* _Your instructions_
Check every line of the entries that follow, and copy the ones containing "modified".

● ● ● ● ● ● ●

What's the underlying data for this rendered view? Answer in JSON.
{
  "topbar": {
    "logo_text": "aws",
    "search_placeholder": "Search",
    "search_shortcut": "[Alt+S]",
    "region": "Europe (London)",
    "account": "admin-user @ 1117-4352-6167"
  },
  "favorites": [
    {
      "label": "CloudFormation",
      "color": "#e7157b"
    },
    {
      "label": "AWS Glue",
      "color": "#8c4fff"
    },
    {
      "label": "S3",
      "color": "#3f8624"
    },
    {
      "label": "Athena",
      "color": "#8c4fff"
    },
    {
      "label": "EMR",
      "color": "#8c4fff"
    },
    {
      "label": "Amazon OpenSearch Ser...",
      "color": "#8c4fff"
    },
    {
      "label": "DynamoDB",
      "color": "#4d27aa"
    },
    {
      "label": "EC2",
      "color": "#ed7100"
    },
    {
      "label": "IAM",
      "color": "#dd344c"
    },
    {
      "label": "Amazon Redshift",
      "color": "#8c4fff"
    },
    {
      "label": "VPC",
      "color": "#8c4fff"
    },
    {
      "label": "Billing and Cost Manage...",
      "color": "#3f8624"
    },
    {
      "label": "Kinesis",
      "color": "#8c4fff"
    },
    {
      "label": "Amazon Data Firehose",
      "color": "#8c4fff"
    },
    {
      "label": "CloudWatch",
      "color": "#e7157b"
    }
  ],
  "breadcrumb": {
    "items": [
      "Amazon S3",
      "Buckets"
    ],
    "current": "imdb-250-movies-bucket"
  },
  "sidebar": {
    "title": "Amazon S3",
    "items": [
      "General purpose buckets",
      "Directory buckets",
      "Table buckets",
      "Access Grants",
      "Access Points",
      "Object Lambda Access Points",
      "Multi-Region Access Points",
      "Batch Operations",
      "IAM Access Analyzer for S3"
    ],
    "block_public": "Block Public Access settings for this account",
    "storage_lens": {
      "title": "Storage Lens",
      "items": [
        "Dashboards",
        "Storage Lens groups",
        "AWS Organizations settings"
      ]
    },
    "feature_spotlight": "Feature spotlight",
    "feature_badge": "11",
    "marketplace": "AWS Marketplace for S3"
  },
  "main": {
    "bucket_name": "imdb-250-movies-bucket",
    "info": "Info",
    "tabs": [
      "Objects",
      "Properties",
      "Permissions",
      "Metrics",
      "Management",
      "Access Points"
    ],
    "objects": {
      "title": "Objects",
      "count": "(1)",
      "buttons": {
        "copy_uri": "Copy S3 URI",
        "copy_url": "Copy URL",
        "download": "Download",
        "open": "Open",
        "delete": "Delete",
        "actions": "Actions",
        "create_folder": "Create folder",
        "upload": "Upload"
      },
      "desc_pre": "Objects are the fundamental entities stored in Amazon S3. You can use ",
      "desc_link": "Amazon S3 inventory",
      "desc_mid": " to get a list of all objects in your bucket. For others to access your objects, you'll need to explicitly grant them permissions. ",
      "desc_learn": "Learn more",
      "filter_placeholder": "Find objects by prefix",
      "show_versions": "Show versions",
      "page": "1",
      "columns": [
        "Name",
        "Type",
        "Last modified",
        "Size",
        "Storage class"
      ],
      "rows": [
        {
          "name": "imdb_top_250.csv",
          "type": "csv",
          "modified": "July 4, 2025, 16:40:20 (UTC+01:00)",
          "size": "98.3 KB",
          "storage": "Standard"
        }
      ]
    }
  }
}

● ● ● ● ● ● ●

* _Exercise output_
        "Last modified",
          "modified": "July 4, 2025, 16:40:20 (UTC+01:00)",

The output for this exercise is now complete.